# [Task statement]
Return each line of the material verbatim.

"""

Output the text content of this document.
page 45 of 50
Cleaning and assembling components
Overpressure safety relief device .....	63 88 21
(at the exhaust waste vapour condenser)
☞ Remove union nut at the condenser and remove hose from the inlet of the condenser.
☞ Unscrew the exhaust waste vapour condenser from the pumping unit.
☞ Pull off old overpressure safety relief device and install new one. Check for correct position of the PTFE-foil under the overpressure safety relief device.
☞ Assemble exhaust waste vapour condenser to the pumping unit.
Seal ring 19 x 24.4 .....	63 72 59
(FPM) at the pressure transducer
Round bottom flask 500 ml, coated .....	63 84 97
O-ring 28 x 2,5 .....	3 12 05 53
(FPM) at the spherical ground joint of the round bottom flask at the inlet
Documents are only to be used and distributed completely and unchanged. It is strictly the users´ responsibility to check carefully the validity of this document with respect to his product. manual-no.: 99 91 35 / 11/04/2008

"""

# [Response]
Output the text content of this document.
page 45 of 50
Cleaning and assembling components
Overpressure safety relief device .....	63 88 21
(at the exhaust waste vapour condenser)
☞ Remove union nut at the condenser and remove hose from the inlet of the condenser.
☞ Unscrew the exhaust waste vapour condenser from the pumping unit.
☞ Pull off old overpressure safety relief device and install new one. Check for correct position of the PTFE-foil under the overpressure safety relief device.
☞ Assemble exhaust waste vapour condenser to the pumping unit.
Seal ring 19 x 24.4 .....	63 72 59
(FPM) at the pressure transducer
Round bottom flask 500 ml, coated .....	63 84 97
O-ring 28 x 2,5 .....	3 12 05 53
(FPM) at the spherical ground joint of the round bottom flask at the inlet
Documents are only to be used and distributed completely and unchanged. It is strictly the users´ responsibility to check carefully the validity of this document with respect to his product. manual-no.: 99 91 35 / 11/04/2008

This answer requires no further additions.